──────── TEXTE SOURCE ────────

On soignait pieusement les oliviers sacrés, qui çà et là se dressaient dans les champs comme des monuments des âges primitifs ; et le peuple se sentait en union si intime avec les héros du pays, qu’il les disait présents les jours de bataille pour soutenir leurs compatriotes. Les combattants de Marathon crurent voir Thésée s’élancer des enfers et les héros Marathon et Echétlos combattre dans leurs rangs ; à Salamine, ce furent les divinités d’Éleusis et les Æcides qui vinrent à la rescousse. Oui, plus la vie intellectuelle des Athéniens était libre, plus il lui était facile, sans être en rien troublée dans son harmonie, de faire une place aux impulsions nouvelles qu’éveillaient les circonstances ; et c’est ainsi que, sans avoir recours à la contrainte de la loi telle qu’on la subissait à Sparte, la vieille civilisation attique, qui avait fait ses preuves dans la crise des guerres médiques, c’est ainsi que l’antique honneur et l’antique piété ont pu, jusqu’au temps de Périclès, conserver tout leur empire.

Cependant, loin de l’Attique, un mouvement intellectuel s’était produit qui, faible à l’origine et inaperçu, était devenu par degrés une force, ressentie d’abord par l’élite seule du peuple, mais gagnant de proche en proche et dominant la vie nationale dans son ensemble. Ce mouvement partit, de l’Ionie.

Tandis que les États de la Grèce européenne restaient encore étrangers à tout commerce un peu étendu avec le monde, tandis que la vie de leurs citoyens était renfermée dans le cercle restreint des intérêts de leur commune, les Ioniens les premiers se sont inquiétés des choses lointaines. Mobiles par nature et portés à regarder devant eux clans l’espace, ils ont été, par leur contact avec les civilisations babylonienne et égyptienne, excités à franchir les bornes de leurs obligations locales, à amasser, par des voyages, des interrogations et des recherches personnelles, de nouvelles connaissances sans aucun rapport avec la vie politique, enfin, à dépister les raisons des phénomènes. Un peuple tel que les Grecs, qui se sentait uni à la nature environnante par une harmonie réalisée sans effort, fit en avant un pas décisif et de conséquences difficiles à mesurer lorsque, pour la première fois, la conscience humaine se plaça en face de l’univers créé. Il est vrai que d’abord on ne songeait qu’à se rendre intelligibles les choses naturelles, à satisfaire les exigences de l’esprit hellénique, qui partout cherchait la loi et l’ordre : mais on s’efforça bientôt de dégager de la multiplicité confuse des choses quelque vérité générale et, par suite, de discerner parmi les éléments divers l’élément premier. Comme tel, Thalès de Milet désigna l’eau. Peu lui importait de se mettre, par une pareille doctrine, en contradiction avec la croyance populaire, avec la notion vulgaire de la nature ; l’impulsion déterminante n’en était pas moins donnée.

C’était là le germe d’un travail d’esprit qui complétait la vie pratique des Grecs, le début d’une activité spéculative qui, de degrés en degrés, montait toujours plus haut et qui constituait, au milieu du peuple absorbé parles affaires et les devoirs sociaux, une noblesse intellectuelle, une famille d’hommes consacrant leur existence aux plus hauts problèmes de la conscience humaine, et ne reculant dans cet effort ni devant la lutte, ni devant la peine, ni devant le renoncement.

────────

:: CONSIGNE ÉCRITE 1 ::
Pour chaque affirmation, dites par oui ou par non si elle s’accorde avec le texte source, puis citez mot pour mot le passage qui tranche : (a) les combattants de Marathon ont cru voir Thésée se battre avec eux ; (b) le mouvement intellectuel est né en Attique ; (c) Thalès de Milet voyait dans le feu l’élément premier.
:: CONSIGNE ÉCRITE 2 ::
D’après le texte source, le contact avec quelles civilisations a poussé les Ioniens à dépasser leurs obligations locales ?

──────── LIGNES ────────

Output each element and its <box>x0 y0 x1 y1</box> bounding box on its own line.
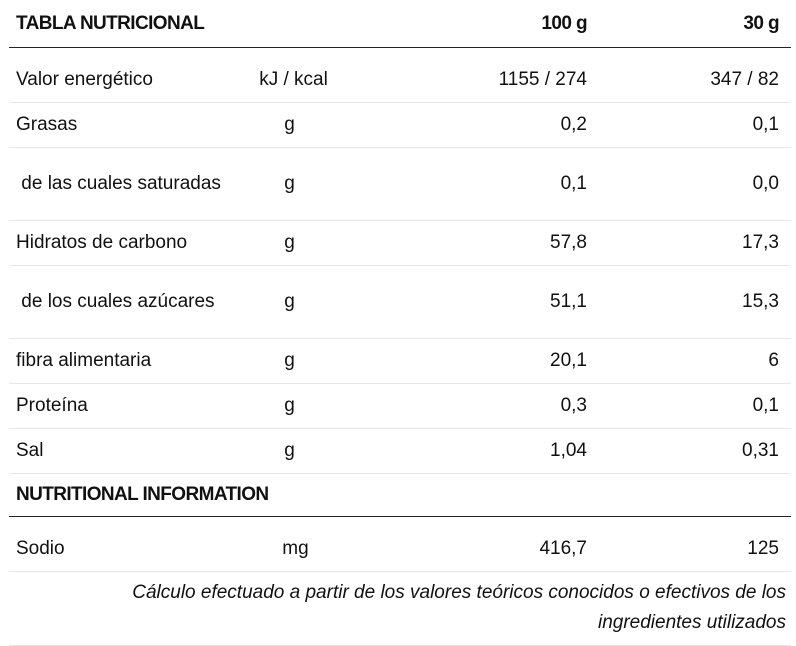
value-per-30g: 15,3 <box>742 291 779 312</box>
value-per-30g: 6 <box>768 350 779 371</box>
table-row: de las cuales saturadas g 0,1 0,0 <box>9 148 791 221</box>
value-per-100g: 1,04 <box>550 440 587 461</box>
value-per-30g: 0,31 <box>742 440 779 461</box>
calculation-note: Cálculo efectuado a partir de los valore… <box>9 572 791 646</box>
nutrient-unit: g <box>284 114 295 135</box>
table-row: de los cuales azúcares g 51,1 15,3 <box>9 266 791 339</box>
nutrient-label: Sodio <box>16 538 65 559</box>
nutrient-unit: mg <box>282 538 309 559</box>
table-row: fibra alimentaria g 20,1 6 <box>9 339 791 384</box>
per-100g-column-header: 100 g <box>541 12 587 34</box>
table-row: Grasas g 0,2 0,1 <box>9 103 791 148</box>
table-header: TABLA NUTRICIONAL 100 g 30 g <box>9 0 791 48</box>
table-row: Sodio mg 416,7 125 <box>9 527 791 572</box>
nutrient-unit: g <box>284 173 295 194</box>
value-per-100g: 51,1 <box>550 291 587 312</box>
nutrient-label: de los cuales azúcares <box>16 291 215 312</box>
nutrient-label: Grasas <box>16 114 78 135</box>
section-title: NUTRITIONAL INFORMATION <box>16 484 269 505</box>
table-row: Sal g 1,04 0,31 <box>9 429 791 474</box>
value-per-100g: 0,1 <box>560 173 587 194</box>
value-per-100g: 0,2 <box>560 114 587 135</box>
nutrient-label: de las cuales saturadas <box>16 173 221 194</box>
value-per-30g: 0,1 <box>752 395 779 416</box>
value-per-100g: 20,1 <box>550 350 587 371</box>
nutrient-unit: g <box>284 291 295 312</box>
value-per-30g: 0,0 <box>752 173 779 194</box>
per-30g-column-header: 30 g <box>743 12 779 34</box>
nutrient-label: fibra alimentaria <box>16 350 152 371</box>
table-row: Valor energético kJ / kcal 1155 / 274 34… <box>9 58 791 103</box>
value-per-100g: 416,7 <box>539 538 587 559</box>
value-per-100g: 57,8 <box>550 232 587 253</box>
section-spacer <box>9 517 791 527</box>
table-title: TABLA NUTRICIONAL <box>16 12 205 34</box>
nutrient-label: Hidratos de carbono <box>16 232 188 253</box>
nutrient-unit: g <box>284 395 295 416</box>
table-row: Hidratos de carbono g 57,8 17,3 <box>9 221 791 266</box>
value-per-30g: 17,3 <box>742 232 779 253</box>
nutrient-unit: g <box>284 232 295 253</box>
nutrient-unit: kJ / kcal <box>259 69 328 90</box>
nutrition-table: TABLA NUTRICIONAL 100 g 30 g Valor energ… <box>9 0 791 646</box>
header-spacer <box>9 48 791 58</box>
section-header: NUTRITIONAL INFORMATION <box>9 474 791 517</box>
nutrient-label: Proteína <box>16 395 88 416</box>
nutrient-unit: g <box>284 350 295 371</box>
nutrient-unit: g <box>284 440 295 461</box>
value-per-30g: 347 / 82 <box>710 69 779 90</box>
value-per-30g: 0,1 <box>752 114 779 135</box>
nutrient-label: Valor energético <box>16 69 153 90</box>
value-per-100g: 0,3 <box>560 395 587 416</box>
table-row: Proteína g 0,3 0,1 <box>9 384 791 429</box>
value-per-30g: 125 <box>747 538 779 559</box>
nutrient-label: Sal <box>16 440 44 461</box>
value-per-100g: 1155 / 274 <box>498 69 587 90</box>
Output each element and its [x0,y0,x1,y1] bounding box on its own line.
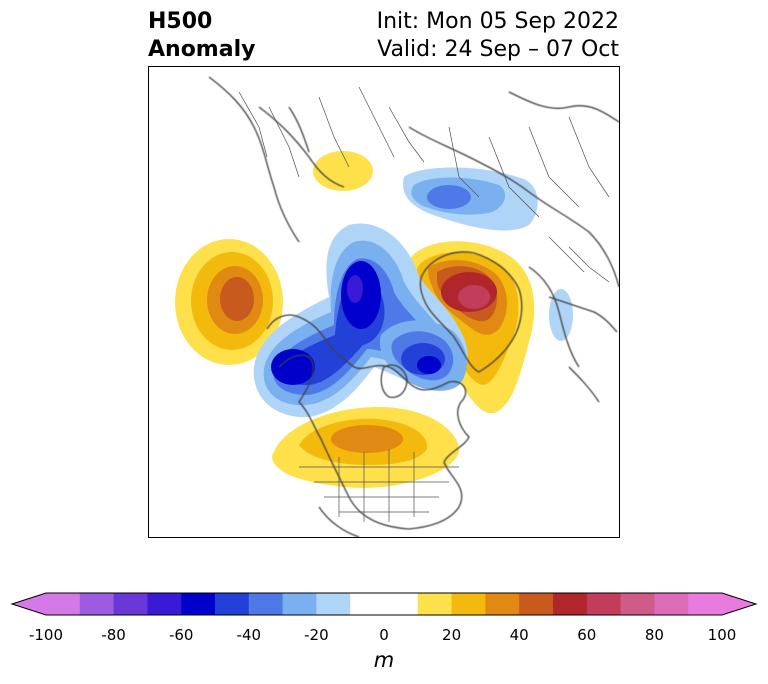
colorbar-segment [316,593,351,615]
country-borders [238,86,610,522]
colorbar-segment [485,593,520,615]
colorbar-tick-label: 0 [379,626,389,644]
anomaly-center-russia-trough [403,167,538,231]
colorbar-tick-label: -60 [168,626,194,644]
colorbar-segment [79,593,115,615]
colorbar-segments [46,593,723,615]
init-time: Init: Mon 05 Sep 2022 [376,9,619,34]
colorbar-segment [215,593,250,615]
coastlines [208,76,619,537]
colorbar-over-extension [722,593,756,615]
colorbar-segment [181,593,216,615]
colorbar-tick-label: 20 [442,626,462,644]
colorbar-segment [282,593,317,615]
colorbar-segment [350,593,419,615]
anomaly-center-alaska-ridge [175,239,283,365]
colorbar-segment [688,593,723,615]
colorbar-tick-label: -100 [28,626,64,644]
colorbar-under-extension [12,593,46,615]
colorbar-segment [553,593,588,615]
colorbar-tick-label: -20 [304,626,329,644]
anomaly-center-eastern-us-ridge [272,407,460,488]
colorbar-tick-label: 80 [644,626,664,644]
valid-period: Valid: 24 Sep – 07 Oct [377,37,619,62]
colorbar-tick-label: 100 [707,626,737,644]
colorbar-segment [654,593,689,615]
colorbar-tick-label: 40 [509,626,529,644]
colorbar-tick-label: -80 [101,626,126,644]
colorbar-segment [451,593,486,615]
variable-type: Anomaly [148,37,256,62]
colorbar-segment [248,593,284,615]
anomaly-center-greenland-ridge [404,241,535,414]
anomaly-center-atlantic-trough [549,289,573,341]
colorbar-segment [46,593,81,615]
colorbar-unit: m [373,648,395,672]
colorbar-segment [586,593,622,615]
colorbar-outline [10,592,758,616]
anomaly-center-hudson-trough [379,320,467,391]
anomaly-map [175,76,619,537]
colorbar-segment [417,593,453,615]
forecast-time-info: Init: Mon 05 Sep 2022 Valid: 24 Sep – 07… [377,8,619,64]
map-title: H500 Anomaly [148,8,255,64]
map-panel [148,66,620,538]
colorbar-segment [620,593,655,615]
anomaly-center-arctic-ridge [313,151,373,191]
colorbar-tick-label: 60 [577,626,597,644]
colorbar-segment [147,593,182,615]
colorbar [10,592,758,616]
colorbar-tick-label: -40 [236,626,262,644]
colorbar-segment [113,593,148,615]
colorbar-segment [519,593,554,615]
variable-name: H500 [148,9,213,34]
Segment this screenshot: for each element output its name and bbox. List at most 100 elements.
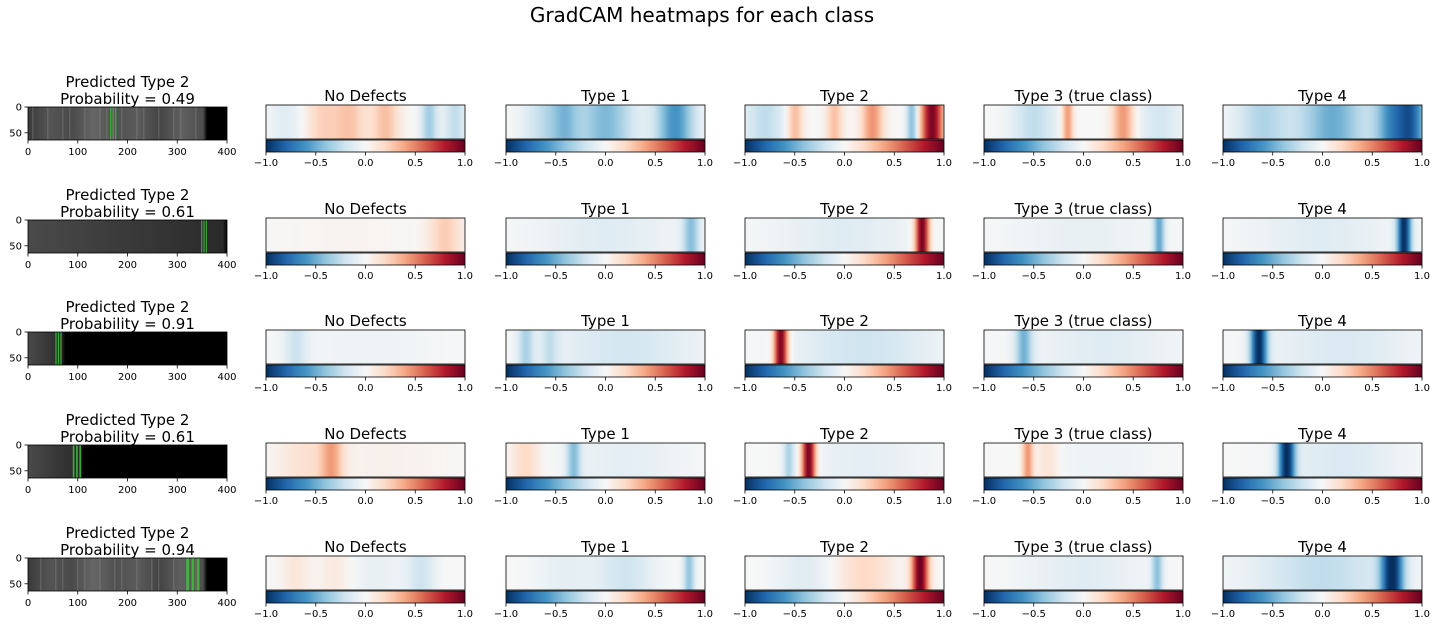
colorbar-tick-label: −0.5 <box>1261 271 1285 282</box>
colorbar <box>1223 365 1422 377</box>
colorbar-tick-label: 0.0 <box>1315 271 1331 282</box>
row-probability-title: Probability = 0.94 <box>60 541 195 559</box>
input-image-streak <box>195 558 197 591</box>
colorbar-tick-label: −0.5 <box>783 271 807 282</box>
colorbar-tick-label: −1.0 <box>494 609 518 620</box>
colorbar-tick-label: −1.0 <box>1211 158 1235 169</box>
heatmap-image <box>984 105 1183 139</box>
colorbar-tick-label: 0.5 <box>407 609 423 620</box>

────────

:: SOLUTION COMPLÈTE 1 ::
(a) Oui : « Les combattants de Marathon crurent voir Thésée s’élancer des enfers »
(b) Non : « loin de l’Attique, un mouvement intellectuel s’était produit »
(c) Non : « Comme tel, Thalès de Milet désigna l’eau. »

:: SOLUTION COMPLÈTE 2 ::
Les civilisations babylonienne et égyptienne.